* [Exercise description]: Read the material below and count the lines holding the string "structured". Give that count with nothing added.

* [Supplied data]:

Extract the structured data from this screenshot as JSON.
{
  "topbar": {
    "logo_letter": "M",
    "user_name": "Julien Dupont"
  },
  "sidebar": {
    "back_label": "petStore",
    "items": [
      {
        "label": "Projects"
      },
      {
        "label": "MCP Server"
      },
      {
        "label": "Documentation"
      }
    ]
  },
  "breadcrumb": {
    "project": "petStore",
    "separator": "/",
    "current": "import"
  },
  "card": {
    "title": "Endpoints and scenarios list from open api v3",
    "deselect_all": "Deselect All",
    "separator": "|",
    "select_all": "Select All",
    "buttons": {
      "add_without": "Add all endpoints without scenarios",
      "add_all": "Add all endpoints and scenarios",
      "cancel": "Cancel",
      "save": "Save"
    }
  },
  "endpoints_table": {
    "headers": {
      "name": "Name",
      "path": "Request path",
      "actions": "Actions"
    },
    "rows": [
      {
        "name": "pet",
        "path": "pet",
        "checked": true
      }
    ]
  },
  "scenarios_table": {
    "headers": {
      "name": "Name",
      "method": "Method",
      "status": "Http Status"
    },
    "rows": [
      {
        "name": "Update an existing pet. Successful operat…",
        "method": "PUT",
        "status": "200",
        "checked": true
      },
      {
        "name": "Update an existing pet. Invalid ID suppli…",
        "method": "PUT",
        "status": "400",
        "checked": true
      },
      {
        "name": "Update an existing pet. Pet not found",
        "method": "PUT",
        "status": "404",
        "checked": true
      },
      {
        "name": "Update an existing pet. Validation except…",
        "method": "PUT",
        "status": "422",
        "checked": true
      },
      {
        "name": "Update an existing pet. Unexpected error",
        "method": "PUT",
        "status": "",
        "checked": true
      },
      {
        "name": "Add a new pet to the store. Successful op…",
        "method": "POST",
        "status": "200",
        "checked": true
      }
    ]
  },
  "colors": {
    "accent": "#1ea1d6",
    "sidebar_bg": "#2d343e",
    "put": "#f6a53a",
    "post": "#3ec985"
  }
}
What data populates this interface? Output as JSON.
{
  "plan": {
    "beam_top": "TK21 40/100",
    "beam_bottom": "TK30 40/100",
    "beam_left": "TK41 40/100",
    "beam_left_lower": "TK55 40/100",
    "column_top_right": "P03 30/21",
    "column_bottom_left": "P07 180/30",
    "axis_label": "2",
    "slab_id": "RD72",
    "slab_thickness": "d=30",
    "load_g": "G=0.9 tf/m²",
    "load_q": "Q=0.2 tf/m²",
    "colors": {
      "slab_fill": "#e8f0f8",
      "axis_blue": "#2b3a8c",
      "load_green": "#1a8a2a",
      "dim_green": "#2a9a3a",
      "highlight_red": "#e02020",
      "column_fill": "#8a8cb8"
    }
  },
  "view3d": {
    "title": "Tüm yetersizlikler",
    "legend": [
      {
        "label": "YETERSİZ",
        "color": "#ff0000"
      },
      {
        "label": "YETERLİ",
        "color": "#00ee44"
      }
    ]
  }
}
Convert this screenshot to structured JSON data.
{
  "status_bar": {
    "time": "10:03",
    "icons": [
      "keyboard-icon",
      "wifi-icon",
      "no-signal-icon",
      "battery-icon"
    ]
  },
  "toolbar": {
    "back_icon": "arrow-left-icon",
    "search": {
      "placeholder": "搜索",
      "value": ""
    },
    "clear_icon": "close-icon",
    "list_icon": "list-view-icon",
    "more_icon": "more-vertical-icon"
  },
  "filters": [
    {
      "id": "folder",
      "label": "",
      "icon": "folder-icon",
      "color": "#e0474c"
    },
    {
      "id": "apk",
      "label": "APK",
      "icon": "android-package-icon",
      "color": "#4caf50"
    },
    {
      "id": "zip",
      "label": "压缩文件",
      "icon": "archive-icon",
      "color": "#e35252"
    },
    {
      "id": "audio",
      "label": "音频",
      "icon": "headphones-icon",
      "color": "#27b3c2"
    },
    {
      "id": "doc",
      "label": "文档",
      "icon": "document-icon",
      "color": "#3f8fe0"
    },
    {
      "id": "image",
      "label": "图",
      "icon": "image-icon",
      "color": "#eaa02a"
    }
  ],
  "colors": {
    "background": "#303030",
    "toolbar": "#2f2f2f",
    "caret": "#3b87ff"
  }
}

* [Written answer]: 2